GIVEN REQUEST
How many lines hold the string "εἶναι"? Give only the number.

Start of EXCERPTED RECORDS

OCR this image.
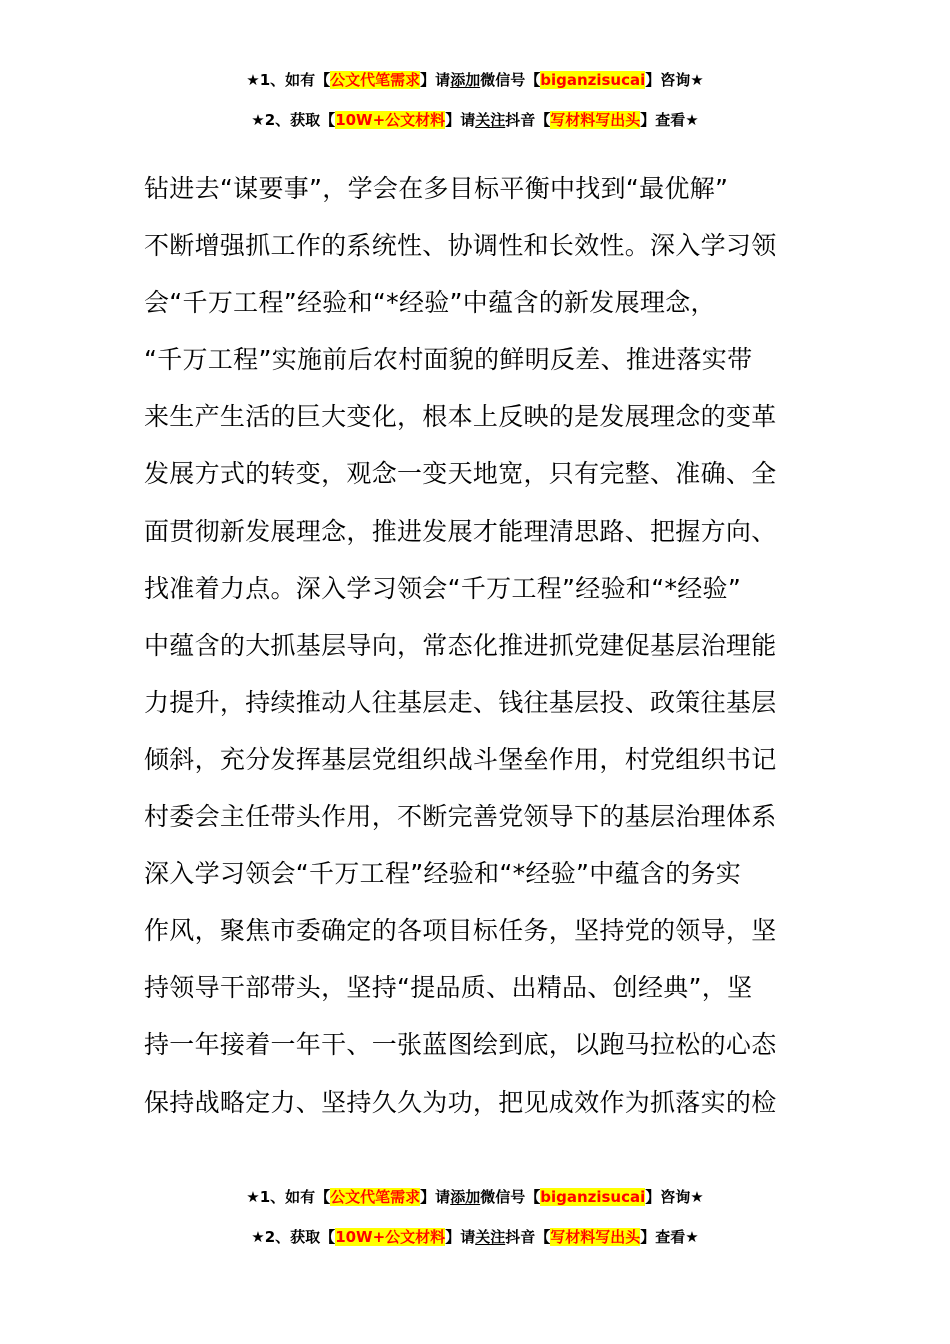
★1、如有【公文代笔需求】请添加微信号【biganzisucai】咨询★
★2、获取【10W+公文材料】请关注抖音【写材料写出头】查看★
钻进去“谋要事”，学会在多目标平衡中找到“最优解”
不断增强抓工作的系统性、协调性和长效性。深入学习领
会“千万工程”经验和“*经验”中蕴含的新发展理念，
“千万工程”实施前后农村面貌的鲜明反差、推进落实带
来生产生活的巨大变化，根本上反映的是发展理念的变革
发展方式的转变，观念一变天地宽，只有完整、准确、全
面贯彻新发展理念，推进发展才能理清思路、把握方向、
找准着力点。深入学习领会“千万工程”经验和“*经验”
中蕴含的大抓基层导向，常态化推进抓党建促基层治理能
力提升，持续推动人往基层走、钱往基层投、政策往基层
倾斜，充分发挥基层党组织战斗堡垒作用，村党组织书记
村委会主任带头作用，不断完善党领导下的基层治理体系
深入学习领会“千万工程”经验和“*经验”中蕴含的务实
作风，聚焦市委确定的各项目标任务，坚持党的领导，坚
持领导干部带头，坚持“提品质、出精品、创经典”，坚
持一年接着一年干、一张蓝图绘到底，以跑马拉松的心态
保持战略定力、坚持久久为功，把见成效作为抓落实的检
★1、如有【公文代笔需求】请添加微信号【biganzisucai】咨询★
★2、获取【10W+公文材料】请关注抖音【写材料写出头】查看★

End of EXCERPTED RECORDS
Start of EXCERPTED RECORDS

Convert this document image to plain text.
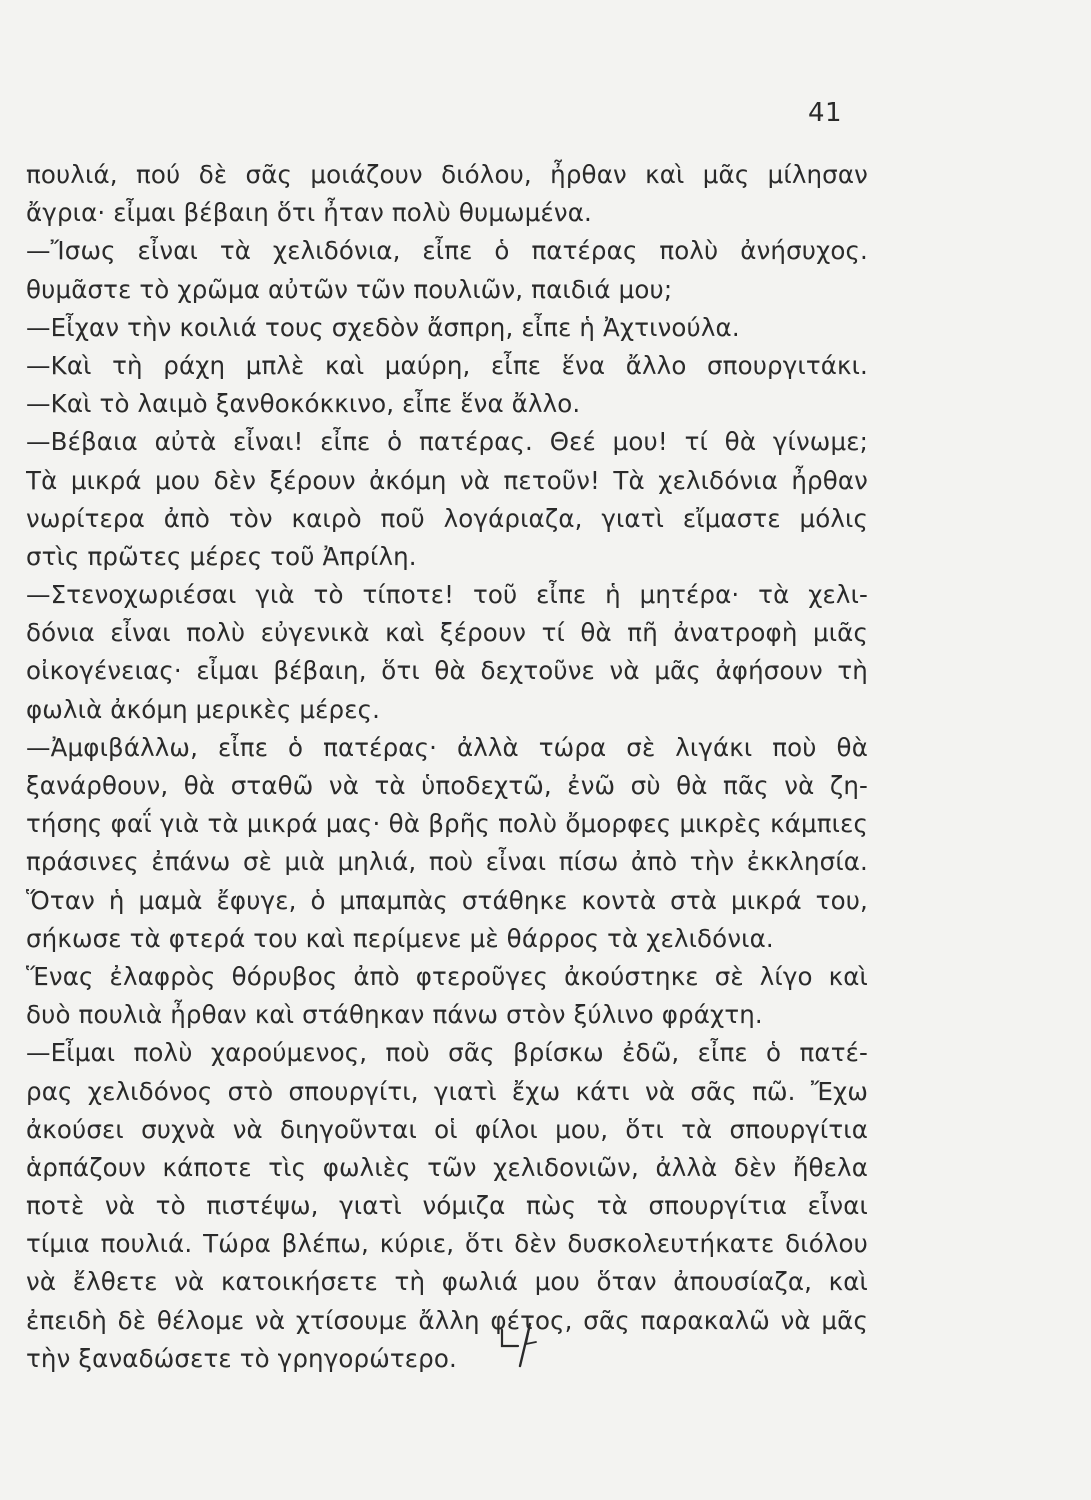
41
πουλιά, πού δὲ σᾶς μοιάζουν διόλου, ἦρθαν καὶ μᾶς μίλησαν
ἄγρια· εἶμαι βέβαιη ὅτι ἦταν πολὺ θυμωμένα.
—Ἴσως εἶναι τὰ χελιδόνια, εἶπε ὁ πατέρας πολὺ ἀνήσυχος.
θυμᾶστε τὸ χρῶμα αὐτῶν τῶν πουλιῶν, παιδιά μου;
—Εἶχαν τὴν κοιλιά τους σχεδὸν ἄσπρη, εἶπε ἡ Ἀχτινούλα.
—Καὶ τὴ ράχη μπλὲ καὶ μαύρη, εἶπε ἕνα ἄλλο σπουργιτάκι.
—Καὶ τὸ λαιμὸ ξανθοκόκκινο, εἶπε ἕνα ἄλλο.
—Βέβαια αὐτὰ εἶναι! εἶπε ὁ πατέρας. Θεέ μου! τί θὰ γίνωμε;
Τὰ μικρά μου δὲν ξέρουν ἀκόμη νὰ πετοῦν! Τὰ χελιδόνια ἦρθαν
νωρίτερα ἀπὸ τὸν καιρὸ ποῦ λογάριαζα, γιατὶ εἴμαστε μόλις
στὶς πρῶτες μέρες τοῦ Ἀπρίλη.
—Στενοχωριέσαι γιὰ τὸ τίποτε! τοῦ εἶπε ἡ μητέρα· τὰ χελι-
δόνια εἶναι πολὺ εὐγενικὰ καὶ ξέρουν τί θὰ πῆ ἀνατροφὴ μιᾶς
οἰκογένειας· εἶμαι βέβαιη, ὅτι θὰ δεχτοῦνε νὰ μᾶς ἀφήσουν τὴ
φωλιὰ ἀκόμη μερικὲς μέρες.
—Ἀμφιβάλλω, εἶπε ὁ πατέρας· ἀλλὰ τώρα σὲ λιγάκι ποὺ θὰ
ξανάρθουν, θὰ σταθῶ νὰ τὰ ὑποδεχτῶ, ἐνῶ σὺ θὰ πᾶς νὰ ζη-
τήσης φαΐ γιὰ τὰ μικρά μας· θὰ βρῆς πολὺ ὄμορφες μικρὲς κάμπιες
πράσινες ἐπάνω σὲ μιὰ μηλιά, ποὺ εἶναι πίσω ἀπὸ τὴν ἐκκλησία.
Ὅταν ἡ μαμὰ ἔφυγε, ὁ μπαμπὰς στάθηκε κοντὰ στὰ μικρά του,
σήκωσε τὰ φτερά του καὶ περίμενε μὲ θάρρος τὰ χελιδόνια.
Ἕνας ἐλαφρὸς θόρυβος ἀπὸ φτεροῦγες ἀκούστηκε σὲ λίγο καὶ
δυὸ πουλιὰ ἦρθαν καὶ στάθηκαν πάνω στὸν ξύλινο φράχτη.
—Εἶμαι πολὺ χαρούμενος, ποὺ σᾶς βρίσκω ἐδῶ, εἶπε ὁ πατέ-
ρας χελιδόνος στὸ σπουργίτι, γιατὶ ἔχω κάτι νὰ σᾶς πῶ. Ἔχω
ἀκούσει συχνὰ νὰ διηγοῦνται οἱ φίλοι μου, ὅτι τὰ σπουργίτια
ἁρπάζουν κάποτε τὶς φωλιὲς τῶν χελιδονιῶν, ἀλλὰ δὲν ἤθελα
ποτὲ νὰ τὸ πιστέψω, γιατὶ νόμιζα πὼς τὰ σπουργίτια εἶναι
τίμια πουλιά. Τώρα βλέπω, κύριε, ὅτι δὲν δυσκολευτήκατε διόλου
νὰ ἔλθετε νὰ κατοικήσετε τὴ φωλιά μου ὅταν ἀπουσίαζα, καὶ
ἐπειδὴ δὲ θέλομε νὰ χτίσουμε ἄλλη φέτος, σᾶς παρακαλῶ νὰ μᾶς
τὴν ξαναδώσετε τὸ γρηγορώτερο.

End of EXCERPTED RECORDS
Start of EXCERPTED RECORDS

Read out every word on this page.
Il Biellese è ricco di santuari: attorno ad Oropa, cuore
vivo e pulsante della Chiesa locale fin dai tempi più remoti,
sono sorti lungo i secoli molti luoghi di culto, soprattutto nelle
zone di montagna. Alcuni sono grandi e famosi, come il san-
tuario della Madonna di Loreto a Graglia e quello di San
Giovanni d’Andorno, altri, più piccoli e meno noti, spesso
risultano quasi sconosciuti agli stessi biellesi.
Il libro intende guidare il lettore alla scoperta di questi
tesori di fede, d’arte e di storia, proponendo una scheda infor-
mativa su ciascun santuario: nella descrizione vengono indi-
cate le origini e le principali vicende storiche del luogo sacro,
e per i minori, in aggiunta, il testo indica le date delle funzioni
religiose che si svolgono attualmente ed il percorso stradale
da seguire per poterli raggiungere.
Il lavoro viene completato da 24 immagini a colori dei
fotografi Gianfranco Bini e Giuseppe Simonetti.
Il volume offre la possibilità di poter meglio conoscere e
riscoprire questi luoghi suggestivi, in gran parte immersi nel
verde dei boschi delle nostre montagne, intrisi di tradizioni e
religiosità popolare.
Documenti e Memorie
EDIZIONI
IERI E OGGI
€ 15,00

End of EXCERPTED RECORDS

FINISHED TASK
5